The records>

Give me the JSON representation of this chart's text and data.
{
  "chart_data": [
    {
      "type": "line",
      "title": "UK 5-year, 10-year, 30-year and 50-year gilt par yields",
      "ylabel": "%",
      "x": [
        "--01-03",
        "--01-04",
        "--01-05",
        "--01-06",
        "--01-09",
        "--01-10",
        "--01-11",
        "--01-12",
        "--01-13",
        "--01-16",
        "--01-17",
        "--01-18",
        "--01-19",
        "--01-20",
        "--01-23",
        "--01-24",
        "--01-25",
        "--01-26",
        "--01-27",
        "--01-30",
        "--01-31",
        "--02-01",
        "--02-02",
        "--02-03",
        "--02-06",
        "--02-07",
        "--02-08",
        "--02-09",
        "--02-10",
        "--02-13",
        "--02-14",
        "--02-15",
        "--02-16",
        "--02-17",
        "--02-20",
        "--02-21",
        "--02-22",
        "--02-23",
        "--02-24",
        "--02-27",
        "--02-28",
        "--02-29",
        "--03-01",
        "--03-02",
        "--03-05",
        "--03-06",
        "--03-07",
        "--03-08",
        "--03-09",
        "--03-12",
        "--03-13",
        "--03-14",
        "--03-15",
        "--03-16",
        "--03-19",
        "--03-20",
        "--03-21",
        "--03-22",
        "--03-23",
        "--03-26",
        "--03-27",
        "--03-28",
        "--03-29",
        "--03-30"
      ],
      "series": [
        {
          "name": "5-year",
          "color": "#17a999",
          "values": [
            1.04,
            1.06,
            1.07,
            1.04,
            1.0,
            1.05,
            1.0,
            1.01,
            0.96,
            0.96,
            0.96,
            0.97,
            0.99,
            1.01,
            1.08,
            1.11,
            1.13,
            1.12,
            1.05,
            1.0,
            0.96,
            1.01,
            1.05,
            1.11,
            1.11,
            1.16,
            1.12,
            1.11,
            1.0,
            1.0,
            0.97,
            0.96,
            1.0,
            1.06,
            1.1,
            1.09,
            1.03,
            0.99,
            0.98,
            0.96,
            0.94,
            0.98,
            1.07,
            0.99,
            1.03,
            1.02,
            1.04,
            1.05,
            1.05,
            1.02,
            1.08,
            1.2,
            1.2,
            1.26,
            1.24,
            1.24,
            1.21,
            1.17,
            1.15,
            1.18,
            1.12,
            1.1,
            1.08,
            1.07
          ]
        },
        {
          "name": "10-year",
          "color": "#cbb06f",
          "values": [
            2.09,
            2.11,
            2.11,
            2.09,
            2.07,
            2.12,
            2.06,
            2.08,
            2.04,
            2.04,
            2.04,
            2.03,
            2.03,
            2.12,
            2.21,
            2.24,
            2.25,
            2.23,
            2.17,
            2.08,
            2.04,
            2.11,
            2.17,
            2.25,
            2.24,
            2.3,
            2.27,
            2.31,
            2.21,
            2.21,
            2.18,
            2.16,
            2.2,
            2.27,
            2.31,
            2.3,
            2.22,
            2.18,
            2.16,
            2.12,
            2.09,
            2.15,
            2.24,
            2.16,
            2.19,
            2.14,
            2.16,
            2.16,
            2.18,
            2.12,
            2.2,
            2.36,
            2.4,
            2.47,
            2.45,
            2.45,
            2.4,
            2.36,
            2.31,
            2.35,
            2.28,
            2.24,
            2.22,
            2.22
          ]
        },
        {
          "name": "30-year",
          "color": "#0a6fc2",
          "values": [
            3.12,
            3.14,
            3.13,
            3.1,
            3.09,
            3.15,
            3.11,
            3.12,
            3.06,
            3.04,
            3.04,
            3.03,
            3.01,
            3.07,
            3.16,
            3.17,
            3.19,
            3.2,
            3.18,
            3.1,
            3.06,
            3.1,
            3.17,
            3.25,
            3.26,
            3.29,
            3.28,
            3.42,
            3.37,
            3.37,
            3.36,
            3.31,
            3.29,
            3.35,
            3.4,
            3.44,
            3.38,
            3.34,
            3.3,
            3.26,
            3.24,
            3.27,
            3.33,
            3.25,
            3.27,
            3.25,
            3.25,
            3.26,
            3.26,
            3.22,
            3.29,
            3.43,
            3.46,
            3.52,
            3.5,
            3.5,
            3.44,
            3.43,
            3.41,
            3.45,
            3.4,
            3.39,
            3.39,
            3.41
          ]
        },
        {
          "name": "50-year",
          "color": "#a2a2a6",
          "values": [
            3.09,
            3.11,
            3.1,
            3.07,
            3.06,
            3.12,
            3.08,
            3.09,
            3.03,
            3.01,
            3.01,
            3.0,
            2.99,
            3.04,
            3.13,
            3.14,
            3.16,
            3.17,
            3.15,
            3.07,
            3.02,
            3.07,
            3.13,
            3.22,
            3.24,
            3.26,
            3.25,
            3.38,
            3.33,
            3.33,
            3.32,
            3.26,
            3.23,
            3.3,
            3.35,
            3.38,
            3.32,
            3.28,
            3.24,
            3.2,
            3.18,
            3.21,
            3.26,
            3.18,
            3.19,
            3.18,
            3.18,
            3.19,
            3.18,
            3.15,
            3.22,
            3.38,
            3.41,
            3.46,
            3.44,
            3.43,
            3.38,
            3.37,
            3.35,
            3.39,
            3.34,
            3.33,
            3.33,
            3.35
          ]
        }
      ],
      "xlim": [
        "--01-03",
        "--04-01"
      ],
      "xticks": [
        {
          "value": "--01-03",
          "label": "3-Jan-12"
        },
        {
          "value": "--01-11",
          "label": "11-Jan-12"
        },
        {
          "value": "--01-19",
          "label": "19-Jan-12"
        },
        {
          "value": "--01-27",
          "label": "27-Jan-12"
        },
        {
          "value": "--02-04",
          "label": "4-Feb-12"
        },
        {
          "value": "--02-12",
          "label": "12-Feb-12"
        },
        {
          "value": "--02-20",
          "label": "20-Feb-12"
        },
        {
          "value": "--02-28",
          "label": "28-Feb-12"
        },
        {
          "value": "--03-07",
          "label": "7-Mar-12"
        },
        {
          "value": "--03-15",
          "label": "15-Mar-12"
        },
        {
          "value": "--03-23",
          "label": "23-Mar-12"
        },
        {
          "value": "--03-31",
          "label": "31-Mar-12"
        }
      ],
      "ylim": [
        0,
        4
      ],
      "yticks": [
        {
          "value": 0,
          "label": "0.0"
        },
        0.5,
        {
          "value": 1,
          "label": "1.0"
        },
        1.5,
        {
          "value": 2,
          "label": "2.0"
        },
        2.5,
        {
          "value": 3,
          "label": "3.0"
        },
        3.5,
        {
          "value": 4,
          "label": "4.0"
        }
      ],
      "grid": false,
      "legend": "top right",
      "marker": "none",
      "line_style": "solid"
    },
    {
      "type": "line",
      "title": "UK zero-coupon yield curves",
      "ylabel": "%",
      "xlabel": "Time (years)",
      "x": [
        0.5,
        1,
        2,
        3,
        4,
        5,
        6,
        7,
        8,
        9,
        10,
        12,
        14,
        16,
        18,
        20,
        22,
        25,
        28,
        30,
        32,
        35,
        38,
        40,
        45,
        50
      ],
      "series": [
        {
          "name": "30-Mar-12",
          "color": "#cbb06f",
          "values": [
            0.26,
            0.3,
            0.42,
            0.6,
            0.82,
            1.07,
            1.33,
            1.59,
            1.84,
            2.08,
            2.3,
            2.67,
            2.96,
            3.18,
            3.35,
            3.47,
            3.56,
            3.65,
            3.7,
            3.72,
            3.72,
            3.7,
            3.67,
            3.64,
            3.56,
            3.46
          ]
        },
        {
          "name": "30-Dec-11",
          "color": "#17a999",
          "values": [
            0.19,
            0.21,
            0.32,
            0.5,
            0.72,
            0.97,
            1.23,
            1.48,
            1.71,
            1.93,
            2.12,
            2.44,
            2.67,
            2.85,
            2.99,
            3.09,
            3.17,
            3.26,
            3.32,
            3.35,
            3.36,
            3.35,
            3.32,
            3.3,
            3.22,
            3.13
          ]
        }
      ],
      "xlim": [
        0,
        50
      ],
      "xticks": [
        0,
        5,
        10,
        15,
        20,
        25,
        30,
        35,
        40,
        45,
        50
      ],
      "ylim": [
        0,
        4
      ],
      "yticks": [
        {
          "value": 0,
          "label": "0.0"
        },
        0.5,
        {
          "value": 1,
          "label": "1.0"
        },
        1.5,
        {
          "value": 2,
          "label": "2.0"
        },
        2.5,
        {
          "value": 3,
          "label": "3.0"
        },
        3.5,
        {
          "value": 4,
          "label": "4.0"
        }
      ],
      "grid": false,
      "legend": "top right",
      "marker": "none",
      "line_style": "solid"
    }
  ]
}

What you will do> From the data above, gather every line that includes the word "name".

The answer>
          "name": "5-year",
          "name": "10-year",
          "name": "30-year",
          "name": "50-year",
          "name": "30-Mar-12",
          "name": "30-Dec-11",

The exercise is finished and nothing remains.